MATERIAL FOR THIS EXERCISE:
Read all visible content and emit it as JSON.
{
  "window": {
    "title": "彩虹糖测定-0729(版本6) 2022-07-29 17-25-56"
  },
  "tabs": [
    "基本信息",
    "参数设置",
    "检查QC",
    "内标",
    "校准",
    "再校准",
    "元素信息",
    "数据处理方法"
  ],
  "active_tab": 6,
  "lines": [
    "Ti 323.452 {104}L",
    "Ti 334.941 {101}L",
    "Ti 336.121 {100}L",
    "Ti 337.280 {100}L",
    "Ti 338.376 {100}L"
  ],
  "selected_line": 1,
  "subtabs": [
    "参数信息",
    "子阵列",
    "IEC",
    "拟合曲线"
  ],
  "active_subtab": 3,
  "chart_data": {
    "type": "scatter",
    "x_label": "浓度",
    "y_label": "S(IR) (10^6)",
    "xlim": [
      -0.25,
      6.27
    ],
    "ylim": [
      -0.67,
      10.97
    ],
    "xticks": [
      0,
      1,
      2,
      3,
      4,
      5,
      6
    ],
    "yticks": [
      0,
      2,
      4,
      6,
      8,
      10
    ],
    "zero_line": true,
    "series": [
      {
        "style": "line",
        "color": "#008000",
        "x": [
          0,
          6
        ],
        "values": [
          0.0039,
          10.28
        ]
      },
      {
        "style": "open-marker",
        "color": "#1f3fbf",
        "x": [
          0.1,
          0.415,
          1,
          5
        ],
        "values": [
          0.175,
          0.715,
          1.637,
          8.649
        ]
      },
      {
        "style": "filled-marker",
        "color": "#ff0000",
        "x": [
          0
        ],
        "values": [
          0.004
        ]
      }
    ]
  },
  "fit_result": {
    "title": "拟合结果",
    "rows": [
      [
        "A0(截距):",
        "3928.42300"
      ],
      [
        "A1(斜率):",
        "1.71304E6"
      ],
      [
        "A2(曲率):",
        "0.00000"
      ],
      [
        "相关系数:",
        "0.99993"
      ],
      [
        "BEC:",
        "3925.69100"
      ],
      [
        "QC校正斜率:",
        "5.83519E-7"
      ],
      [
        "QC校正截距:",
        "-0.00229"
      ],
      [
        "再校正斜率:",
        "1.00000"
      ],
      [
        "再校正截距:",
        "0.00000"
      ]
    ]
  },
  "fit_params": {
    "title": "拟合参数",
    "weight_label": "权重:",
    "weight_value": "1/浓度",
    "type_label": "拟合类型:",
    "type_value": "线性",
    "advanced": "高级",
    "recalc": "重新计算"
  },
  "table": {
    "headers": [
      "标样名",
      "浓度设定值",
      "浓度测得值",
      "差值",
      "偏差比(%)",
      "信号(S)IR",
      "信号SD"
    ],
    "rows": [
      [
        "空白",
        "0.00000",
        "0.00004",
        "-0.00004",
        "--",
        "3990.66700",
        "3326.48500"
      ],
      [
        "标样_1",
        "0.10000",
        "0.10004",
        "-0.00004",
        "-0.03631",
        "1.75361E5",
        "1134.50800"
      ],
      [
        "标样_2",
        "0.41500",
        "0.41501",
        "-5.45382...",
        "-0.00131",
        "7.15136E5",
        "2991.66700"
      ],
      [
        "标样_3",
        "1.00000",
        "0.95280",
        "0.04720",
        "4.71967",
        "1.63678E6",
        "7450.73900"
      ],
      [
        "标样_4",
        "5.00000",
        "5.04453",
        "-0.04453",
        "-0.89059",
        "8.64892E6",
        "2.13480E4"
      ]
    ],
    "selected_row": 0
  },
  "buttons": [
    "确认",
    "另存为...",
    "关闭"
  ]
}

AIM: Reproduce the data shown above exactly.

FULL RESPONSE:
Read all visible content and emit it as JSON.
{
  "window": {
    "title": "彩虹糖测定-0729(版本6) 2022-07-29 17-25-56"
  },
  "tabs": [
    "基本信息",
    "参数设置",
    "检查QC",
    "内标",
    "校准",
    "再校准",
    "元素信息",
    "数据处理方法"
  ],
  "active_tab": 6,
  "lines": [
    "Ti 323.452 {104}L",
    "Ti 334.941 {101}L",
    "Ti 336.121 {100}L",
    "Ti 337.280 {100}L",
    "Ti 338.376 {100}L"
  ],
  "selected_line": 1,
  "subtabs": [
    "参数信息",
    "子阵列",
    "IEC",
    "拟合曲线"
  ],
  "active_subtab": 3,
  "chart_data": {
    "type": "scatter",
    "x_label": "浓度",
    "y_label": "S(IR) (10^6)",
    "xlim": [
      -0.25,
      6.27
    ],
    "ylim": [
      -0.67,
      10.97
    ],
    "xticks": [
      0,
      1,
      2,
      3,
      4,
      5,
      6
    ],
    "yticks": [
      0,
      2,
      4,
      6,
      8,
      10
    ],
    "zero_line": true,
    "series": [
      {
        "style": "line",
        "color": "#008000",
        "x": [
          0,
          6
        ],
        "values": [
          0.0039,
          10.28
        ]
      },
      {
        "style": "open-marker",
        "color": "#1f3fbf",
        "x": [
          0.1,
          0.415,
          1,
          5
        ],
        "values": [
          0.175,
          0.715,
          1.637,
          8.649
        ]
      },
      {
        "style": "filled-marker",
        "color": "#ff0000",
        "x": [
          0
        ],
        "values": [
          0.004
        ]
      }
    ]
  },
  "fit_result": {
    "title": "拟合结果",
    "rows": [
      [
        "A0(截距):",
        "3928.42300"
      ],
      [
        "A1(斜率):",
        "1.71304E6"
      ],
      [
        "A2(曲率):",
        "0.00000"
      ],
      [
        "相关系数:",
        "0.99993"
      ],
      [
        "BEC:",
        "3925.69100"
      ],
      [
        "QC校正斜率:",
        "5.83519E-7"
      ],
      [
        "QC校正截距:",
        "-0.00229"
      ],
      [
        "再校正斜率:",
        "1.00000"
      ],
      [
        "再校正截距:",
        "0.00000"
      ]
    ]
  },
  "fit_params": {
    "title": "拟合参数",
    "weight_label": "权重:",
    "weight_value": "1/浓度",
    "type_label": "拟合类型:",
    "type_value": "线性",
    "advanced": "高级",
    "recalc": "重新计算"
  },
  "table": {
    "headers": [
      "标样名",
      "浓度设定值",
      "浓度测得值",
      "差值",
      "偏差比(%)",
      "信号(S)IR",
      "信号SD"
    ],
    "rows": [
      [
        "空白",
        "0.00000",
        "0.00004",
        "-0.00004",
        "--",
        "3990.66700",
        "3326.48500"
      ],
      [
        "标样_1",
        "0.10000",
        "0.10004",
        "-0.00004",
        "-0.03631",
        "1.75361E5",
        "1134.50800"
      ],
      [
        "标样_2",
        "0.41500",
        "0.41501",
        "-5.45382...",
        "-0.00131",
        "7.15136E5",
        "2991.66700"
      ],
      [
        "标样_3",
        "1.00000",
        "0.95280",
        "0.04720",
        "4.71967",
        "1.63678E6",
        "7450.73900"
      ],
      [
        "标样_4",
        "5.00000",
        "5.04453",
        "-0.04453",
        "-0.89059",
        "8.64892E6",
        "2.13480E4"
      ]
    ],
    "selected_row": 0
  },
  "buttons": [
    "确认",
    "另存为...",
    "关闭"
  ]
}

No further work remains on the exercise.